Records from a dataset
* * * * * * *

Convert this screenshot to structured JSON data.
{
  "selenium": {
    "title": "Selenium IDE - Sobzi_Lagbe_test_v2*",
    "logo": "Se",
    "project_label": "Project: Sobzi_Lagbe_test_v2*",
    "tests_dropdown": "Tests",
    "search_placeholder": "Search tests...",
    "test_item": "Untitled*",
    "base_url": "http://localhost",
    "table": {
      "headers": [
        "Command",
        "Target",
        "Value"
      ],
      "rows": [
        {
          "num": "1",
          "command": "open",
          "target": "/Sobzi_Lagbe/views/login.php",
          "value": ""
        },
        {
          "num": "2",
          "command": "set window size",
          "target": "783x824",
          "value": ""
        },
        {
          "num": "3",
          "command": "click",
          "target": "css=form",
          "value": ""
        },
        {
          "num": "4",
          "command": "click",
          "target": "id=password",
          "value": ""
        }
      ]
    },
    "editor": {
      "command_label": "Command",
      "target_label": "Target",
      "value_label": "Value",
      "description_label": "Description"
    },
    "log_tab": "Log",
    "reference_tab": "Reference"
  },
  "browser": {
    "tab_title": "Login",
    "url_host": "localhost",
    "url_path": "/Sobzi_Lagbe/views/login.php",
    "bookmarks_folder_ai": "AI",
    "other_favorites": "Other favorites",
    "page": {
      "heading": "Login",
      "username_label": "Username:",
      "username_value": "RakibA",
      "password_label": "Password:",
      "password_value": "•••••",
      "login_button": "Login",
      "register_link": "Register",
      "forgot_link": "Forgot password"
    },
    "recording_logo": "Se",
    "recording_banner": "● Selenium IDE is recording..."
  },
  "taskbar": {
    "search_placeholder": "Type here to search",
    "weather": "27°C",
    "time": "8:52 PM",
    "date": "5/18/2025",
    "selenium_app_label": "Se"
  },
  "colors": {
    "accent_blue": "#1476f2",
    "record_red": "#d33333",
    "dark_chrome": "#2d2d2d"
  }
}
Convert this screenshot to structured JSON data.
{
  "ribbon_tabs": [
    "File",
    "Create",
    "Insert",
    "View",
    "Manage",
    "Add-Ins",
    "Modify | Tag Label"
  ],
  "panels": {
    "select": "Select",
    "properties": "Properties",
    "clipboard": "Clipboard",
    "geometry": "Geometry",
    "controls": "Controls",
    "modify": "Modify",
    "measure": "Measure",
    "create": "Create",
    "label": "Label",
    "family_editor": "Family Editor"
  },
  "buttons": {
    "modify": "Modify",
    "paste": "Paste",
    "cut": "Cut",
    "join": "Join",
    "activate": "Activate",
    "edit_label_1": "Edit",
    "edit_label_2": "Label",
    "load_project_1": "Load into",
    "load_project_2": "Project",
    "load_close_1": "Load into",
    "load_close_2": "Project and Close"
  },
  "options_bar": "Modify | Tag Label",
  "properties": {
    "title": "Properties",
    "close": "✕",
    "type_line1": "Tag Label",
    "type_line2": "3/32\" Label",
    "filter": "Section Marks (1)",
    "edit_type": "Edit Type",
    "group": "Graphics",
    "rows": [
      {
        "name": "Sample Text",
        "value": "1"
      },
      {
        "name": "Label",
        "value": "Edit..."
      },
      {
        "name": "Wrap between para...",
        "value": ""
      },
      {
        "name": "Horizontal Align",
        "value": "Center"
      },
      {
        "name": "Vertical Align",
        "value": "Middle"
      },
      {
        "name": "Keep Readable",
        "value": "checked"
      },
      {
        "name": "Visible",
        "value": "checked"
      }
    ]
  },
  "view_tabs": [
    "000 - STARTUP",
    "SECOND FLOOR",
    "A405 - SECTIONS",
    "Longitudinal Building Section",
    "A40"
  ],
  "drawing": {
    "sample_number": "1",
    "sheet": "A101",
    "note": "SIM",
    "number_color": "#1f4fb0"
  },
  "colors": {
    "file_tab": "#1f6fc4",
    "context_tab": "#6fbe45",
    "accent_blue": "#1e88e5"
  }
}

* * * * * * *

** Aim of the exercise **
Write the entries again, exactly as they stand.

** Solved exercise **
Convert this screenshot to structured JSON data.
{
  "selenium": {
    "title": "Selenium IDE - Sobzi_Lagbe_test_v2*",
    "logo": "Se",
    "project_label": "Project: Sobzi_Lagbe_test_v2*",
    "tests_dropdown": "Tests",
    "search_placeholder": "Search tests...",
    "test_item": "Untitled*",
    "base_url": "http://localhost",
    "table": {
      "headers": [
        "Command",
        "Target",
        "Value"
      ],
      "rows": [
        {
          "num": "1",
          "command": "open",
          "target": "/Sobzi_Lagbe/views/login.php",
          "value": ""
        },
        {
          "num": "2",
          "command": "set window size",
          "target": "783x824",
          "value": ""
        },
        {
          "num": "3",
          "command": "click",
          "target": "css=form",
          "value": ""
        },
        {
          "num": "4",
          "command": "click",
          "target": "id=password",
          "value": ""
        }
      ]
    },
    "editor": {
      "command_label": "Command",
      "target_label": "Target",
      "value_label": "Value",
      "description_label": "Description"
    },
    "log_tab": "Log",
    "reference_tab": "Reference"
  },
  "browser": {
    "tab_title": "Login",
    "url_host": "localhost",
    "url_path": "/Sobzi_Lagbe/views/login.php",
    "bookmarks_folder_ai": "AI",
    "other_favorites": "Other favorites",
    "page": {
      "heading": "Login",
      "username_label": "Username:",
      "username_value": "RakibA",
      "password_label": "Password:",
      "password_value": "•••••",
      "login_button": "Login",
      "register_link": "Register",
      "forgot_link": "Forgot password"
    },
    "recording_logo": "Se",
    "recording_banner": "● Selenium IDE is recording..."
  },
  "taskbar": {
    "search_placeholder": "Type here to search",
    "weather": "27°C",
    "time": "8:52 PM",
    "date": "5/18/2025",
    "selenium_app_label": "Se"
  },
  "colors": {
    "accent_blue": "#1476f2",
    "record_red": "#d33333",
    "dark_chrome": "#2d2d2d"
  }
}
Convert this screenshot to structured JSON data.
{
  "ribbon_tabs": [
    "File",
    "Create",
    "Insert",
    "View",
    "Manage",
    "Add-Ins",
    "Modify | Tag Label"
  ],
  "panels": {
    "select": "Select",
    "properties": "Properties",
    "clipboard": "Clipboard",
    "geometry": "Geometry",
    "controls": "Controls",
    "modify": "Modify",
    "measure": "Measure",
    "create": "Create",
    "label": "Label",
    "family_editor": "Family Editor"
  },
  "buttons": {
    "modify": "Modify",
    "paste": "Paste",
    "cut": "Cut",
    "join": "Join",
    "activate": "Activate",
    "edit_label_1": "Edit",
    "edit_label_2": "Label",
    "load_project_1": "Load into",
    "load_project_2": "Project",
    "load_close_1": "Load into",
    "load_close_2": "Project and Close"
  },
  "options_bar": "Modify | Tag Label",
  "properties": {
    "title": "Properties",
    "close": "✕",
    "type_line1": "Tag Label",
    "type_line2": "3/32\" Label",
    "filter": "Section Marks (1)",
    "edit_type": "Edit Type",
    "group": "Graphics",
    "rows": [
      {
        "name": "Sample Text",
        "value": "1"
      },
      {
        "name": "Label",
        "value": "Edit..."
      },
      {
        "name": "Wrap between para...",
        "value": ""
      },
      {
        "name": "Horizontal Align",
        "value": "Center"
      },
      {
        "name": "Vertical Align",
        "value": "Middle"
      },
      {
        "name": "Keep Readable",
        "value": "checked"
      },
      {
        "name": "Visible",
        "value": "checked"
      }
    ]
  },
  "view_tabs": [
    "000 - STARTUP",
    "SECOND FLOOR",
    "A405 - SECTIONS",
    "Longitudinal Building Section",
    "A40"
  ],
  "drawing": {
    "sample_number": "1",
    "sheet": "A101",
    "note": "SIM",
    "number_color": "#1f4fb0"
  },
  "colors": {
    "file_tab": "#1f6fc4",
    "context_tab": "#6fbe45",
    "accent_blue": "#1e88e5"
  }
}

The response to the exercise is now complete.